[Begin INPUT RECORDS]

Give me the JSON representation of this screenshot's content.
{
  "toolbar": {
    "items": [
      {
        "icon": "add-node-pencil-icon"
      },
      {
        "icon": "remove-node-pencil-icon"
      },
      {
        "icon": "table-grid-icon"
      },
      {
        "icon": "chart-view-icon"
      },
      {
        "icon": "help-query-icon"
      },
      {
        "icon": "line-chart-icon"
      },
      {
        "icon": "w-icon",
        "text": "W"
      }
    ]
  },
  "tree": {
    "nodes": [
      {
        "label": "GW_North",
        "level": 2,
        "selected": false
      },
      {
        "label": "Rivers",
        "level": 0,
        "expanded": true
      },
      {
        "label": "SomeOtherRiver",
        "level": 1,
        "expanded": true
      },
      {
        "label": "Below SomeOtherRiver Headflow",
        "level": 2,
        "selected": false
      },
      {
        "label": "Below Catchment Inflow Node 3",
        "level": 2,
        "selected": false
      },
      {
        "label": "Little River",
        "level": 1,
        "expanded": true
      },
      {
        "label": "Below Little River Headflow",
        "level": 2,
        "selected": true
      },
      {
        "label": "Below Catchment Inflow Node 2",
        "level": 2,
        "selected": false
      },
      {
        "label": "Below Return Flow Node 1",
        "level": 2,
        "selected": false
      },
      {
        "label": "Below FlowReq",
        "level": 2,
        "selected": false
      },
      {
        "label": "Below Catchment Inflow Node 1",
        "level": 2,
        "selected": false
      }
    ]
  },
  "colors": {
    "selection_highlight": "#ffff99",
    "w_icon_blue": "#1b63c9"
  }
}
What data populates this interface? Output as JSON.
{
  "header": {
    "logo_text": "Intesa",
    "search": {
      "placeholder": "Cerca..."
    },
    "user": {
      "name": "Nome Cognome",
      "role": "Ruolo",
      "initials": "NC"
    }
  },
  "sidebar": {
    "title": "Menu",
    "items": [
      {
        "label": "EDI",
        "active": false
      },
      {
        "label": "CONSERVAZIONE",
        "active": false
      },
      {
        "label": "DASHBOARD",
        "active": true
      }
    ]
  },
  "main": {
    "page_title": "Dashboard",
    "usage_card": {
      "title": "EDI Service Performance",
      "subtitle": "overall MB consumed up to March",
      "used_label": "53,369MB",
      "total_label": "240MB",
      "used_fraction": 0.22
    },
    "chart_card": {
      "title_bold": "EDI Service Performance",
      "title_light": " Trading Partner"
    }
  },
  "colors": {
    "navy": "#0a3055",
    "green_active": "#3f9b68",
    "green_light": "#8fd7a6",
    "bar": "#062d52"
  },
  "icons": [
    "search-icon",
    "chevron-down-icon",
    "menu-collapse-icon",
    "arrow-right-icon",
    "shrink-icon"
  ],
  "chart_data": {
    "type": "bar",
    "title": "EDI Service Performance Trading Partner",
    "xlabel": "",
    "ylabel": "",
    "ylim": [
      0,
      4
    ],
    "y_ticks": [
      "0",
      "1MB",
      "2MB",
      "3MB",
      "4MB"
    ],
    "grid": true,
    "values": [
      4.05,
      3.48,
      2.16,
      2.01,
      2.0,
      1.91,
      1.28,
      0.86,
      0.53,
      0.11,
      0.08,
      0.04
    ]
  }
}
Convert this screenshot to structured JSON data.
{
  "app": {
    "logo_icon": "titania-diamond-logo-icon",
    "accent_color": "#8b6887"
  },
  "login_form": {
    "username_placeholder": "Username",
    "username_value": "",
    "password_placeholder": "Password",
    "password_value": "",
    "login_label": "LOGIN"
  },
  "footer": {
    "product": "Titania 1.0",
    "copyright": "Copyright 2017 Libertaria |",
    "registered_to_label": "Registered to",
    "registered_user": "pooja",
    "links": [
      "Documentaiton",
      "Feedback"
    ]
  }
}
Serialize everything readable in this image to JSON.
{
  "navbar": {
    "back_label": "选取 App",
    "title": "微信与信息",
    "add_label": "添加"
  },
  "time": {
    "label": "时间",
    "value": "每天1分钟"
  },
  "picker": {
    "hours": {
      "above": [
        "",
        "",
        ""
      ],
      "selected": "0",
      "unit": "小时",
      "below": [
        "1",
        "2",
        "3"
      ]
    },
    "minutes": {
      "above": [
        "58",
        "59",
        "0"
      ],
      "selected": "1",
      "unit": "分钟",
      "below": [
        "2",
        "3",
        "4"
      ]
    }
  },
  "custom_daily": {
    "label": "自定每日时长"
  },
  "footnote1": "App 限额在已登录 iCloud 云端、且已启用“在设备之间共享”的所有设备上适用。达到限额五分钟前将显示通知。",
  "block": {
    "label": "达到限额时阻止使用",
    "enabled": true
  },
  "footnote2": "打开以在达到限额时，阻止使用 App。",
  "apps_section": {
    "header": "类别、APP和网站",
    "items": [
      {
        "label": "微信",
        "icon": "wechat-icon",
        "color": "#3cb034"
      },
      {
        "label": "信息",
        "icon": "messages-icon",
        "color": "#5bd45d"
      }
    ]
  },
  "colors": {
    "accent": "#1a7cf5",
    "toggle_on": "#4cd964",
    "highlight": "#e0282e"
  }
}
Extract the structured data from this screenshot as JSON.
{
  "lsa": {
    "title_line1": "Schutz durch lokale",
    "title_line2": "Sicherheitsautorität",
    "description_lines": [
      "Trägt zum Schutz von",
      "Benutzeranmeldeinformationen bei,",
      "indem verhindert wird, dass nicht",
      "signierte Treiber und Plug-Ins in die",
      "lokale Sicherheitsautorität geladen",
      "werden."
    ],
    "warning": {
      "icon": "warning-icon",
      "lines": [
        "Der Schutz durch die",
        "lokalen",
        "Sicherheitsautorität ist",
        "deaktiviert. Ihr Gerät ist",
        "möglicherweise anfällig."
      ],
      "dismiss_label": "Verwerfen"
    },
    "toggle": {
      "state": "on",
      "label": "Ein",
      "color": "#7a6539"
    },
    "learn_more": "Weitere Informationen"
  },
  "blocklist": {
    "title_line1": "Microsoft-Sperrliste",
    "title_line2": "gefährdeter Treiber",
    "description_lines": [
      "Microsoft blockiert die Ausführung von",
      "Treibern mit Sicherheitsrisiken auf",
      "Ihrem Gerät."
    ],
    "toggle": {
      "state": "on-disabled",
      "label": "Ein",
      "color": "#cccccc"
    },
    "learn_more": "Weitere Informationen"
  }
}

[End INPUT RECORDS]

[WHAT YOU HAVE TO DO]: Using the listing above, list every line in which the string "Sicherheitsautorität" occurs.

[EXPECTED ANSWER]:
    "title_line2": "Sicherheitsautorität",
      "lokale Sicherheitsautorität geladen",
        "Sicherheitsautorität ist",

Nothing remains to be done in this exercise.